_Supplied material:_
++++++++

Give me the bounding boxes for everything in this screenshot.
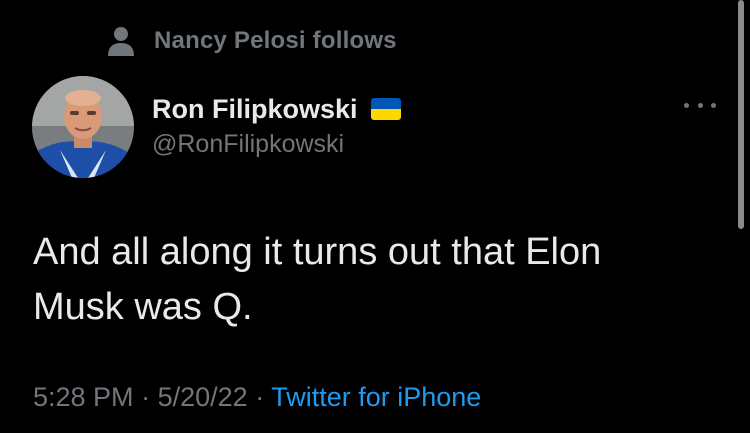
- author-display-name[interactable]: Ron Filipkowski: [152, 94, 358, 125]
- social-context: Nancy Pelosi follows: [106, 26, 397, 56]
- scrollbar[interactable]: [738, 0, 744, 229]
- author-handle[interactable]: @RonFilipkowski: [152, 130, 344, 159]
- social-context-label[interactable]: Nancy Pelosi follows: [154, 27, 397, 55]
- meta-separator: ·: [141, 382, 151, 412]
- tweet-metadata: 5:28 PM · 5/20/22 · Twitter for iPhone: [33, 382, 481, 413]
- author-name-row[interactable]: Ron Filipkowski: [152, 92, 401, 126]
- tweet-text: And all along it turns out that Elon Mus…: [33, 231, 602, 328]
- tweet-source-link[interactable]: Twitter for iPhone: [271, 382, 481, 412]
- person-icon: [108, 27, 134, 56]
- meta-separator: ·: [255, 382, 265, 412]
- more-options-button[interactable]: [684, 95, 716, 115]
- tweet-time[interactable]: 5:28 PM: [33, 382, 134, 412]
- avatar[interactable]: [32, 76, 134, 178]
- ukraine-flag-icon: [370, 98, 401, 120]
- ellipsis-icon: [684, 102, 689, 108]
- tweet-date[interactable]: 5/20/22: [158, 382, 248, 412]
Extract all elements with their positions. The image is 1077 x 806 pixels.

++++++++

_Your objective:_
Reproduce the rows from the line with "- author-display-name[interactable]: Ron" to the line with "- tweet-metadata: 5:28", switching "scrollbar" to "scroll-track" and leaving everything else in them unchanged.

_Full response:_
- author-display-name[interactable]: Ron Filipkowski: [152, 94, 358, 125]
- social-context: Nancy Pelosi follows: [106, 26, 397, 56]
- scroll-track[interactable]: [738, 0, 744, 229]
- author-handle[interactable]: @RonFilipkowski: [152, 130, 344, 159]
- social-context-label[interactable]: Nancy Pelosi follows: [154, 27, 397, 55]
- meta-separator: ·: [141, 382, 151, 412]
- tweet-metadata: 5:28 PM · 5/20/22 · Twitter for iPhone: [33, 382, 481, 413]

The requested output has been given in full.